▸ Task details
In the listing that follows, how many lines contain the string "Magnetic"? Provide only the number.

Excerpt from a dataset

_____

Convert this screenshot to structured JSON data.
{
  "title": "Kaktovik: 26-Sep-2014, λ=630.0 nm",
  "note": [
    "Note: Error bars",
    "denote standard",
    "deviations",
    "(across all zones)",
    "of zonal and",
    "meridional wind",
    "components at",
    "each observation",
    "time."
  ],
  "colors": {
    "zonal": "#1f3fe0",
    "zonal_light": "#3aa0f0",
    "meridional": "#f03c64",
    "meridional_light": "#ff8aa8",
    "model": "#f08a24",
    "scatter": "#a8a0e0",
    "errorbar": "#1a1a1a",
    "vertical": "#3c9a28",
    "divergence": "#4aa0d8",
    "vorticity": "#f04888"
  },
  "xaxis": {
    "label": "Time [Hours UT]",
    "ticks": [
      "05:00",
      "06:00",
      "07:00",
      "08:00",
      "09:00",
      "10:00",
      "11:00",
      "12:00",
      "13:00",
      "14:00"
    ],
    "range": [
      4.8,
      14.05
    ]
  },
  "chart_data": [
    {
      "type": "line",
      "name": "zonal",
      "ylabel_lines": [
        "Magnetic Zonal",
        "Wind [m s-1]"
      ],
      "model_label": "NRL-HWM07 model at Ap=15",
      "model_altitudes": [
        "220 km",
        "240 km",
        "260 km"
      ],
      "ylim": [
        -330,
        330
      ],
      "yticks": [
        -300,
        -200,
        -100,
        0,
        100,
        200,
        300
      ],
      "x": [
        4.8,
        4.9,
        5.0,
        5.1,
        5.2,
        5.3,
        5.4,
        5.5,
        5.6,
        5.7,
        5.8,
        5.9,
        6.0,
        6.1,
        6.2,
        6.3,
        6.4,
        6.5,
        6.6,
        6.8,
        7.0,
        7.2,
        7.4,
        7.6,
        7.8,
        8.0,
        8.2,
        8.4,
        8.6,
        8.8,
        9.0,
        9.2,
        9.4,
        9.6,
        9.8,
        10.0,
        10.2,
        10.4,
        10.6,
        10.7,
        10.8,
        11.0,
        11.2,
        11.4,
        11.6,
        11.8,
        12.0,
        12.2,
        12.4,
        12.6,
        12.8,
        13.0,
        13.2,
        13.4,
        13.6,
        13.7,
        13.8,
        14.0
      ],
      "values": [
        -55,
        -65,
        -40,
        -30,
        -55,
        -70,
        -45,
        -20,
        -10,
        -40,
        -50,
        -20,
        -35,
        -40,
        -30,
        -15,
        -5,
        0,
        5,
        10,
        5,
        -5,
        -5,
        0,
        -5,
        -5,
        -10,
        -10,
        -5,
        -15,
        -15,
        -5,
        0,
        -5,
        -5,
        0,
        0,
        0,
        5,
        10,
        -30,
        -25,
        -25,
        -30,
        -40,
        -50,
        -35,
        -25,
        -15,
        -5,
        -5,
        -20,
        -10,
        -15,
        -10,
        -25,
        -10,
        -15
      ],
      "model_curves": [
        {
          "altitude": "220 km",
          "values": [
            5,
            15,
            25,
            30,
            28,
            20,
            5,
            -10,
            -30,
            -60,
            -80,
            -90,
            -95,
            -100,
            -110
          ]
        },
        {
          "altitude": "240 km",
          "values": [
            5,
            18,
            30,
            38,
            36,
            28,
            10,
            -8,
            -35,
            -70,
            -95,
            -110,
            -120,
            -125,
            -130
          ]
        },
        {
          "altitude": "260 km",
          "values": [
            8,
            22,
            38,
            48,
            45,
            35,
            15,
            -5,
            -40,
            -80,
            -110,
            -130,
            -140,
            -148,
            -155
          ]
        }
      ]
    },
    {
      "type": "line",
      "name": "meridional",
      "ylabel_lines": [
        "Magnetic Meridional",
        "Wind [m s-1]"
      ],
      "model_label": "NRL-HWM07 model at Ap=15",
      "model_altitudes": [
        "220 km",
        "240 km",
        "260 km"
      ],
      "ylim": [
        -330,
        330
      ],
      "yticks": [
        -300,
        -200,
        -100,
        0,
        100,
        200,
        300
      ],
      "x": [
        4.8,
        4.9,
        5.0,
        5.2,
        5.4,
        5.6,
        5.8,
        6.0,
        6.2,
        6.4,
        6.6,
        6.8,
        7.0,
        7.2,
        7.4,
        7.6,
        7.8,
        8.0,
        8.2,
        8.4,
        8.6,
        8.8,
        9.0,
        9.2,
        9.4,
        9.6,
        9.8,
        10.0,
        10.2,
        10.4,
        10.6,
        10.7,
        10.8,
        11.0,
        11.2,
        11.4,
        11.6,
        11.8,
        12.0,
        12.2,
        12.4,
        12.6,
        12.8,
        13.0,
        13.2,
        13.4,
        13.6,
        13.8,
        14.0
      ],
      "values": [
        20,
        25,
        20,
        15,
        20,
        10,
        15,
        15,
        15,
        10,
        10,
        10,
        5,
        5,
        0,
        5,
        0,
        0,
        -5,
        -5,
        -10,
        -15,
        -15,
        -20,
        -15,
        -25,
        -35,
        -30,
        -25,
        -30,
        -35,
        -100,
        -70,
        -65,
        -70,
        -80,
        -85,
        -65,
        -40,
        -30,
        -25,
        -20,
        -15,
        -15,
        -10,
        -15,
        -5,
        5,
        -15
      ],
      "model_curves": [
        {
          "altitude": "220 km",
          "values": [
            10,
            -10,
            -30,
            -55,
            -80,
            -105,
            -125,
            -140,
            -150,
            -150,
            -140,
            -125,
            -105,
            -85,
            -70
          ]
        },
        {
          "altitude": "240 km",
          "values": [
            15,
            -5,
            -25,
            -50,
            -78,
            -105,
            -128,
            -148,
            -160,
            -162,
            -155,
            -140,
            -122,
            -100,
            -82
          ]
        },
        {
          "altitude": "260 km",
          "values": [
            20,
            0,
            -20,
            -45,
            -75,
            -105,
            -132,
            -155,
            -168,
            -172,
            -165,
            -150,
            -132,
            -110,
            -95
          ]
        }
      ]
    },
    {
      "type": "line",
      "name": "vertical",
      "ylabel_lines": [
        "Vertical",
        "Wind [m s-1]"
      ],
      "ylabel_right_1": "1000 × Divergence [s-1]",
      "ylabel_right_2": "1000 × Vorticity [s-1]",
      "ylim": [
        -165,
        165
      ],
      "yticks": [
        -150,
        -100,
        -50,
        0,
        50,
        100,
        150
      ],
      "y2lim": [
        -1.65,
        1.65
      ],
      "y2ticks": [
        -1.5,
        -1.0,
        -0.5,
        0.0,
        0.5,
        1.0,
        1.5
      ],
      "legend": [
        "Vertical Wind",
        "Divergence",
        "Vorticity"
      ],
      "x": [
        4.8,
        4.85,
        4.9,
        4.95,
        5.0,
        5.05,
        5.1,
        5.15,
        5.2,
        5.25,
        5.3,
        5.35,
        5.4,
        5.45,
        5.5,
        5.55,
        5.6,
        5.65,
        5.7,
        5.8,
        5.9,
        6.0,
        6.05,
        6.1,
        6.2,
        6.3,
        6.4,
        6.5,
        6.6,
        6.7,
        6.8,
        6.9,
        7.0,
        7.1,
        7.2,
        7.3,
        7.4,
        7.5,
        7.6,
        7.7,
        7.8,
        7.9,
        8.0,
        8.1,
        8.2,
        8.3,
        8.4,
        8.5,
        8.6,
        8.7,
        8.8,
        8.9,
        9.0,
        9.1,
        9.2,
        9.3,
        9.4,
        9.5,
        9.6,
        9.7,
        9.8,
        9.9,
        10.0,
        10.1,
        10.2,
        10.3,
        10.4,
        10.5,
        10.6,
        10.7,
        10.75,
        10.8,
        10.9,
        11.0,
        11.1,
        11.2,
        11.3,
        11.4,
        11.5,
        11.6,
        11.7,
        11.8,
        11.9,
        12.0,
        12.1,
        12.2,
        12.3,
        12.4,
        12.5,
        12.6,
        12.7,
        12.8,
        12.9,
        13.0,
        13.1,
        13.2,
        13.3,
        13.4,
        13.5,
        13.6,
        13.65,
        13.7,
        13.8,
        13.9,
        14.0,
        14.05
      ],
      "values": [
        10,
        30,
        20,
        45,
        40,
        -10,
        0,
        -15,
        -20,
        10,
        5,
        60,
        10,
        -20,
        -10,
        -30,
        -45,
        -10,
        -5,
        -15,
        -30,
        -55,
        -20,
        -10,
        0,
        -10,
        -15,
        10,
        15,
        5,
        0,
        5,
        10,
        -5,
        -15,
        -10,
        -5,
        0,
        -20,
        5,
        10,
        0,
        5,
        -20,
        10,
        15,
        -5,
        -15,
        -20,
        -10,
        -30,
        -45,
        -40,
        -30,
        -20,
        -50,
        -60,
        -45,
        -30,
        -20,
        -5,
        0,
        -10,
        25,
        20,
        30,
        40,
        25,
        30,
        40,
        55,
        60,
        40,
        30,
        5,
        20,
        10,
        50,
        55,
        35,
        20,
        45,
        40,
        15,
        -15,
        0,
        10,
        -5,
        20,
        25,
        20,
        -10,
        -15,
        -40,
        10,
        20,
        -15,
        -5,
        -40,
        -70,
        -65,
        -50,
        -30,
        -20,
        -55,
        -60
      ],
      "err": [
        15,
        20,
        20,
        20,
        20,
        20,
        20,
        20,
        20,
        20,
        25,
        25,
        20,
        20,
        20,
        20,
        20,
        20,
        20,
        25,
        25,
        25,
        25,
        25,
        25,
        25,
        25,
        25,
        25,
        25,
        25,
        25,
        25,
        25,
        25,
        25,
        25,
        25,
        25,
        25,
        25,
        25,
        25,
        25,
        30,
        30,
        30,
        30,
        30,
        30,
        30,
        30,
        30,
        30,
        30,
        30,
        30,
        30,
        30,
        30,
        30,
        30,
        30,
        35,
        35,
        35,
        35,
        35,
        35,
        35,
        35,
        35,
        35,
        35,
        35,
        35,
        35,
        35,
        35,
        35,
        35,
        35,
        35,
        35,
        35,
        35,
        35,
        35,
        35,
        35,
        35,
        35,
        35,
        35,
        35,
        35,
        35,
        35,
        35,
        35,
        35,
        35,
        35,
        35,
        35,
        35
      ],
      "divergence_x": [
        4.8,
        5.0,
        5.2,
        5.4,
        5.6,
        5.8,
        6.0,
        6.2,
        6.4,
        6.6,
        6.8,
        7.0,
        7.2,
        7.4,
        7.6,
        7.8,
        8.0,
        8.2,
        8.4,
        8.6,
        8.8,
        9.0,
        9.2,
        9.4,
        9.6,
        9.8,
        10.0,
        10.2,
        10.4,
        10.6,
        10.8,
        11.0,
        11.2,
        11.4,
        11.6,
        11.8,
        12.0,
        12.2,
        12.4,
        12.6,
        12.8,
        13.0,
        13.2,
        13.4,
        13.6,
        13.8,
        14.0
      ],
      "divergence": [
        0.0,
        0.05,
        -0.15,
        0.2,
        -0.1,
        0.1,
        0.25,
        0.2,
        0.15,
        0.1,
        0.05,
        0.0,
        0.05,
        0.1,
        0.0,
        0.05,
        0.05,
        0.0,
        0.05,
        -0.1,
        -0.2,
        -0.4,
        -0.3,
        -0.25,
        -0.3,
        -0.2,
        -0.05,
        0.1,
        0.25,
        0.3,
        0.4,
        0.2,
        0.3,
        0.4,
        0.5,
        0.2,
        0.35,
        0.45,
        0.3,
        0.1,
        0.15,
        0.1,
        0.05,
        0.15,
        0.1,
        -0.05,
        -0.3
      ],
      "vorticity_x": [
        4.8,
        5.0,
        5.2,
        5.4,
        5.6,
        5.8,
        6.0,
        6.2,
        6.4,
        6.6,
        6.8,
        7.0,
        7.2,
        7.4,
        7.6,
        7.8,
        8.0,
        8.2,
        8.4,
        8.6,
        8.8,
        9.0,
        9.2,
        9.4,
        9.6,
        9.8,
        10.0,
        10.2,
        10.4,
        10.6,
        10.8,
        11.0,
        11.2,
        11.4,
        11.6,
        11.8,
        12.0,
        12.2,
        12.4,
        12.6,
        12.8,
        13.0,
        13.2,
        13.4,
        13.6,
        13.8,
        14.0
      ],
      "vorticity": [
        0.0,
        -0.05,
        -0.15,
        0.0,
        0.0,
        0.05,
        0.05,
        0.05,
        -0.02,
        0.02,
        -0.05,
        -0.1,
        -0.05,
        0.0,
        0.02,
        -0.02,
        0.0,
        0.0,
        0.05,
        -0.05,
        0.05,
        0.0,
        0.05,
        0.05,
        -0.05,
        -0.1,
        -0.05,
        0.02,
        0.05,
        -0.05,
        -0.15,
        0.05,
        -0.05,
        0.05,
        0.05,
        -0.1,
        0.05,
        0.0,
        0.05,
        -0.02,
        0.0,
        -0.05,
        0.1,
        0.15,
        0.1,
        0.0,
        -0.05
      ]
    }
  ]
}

_____

▸ Written answer
2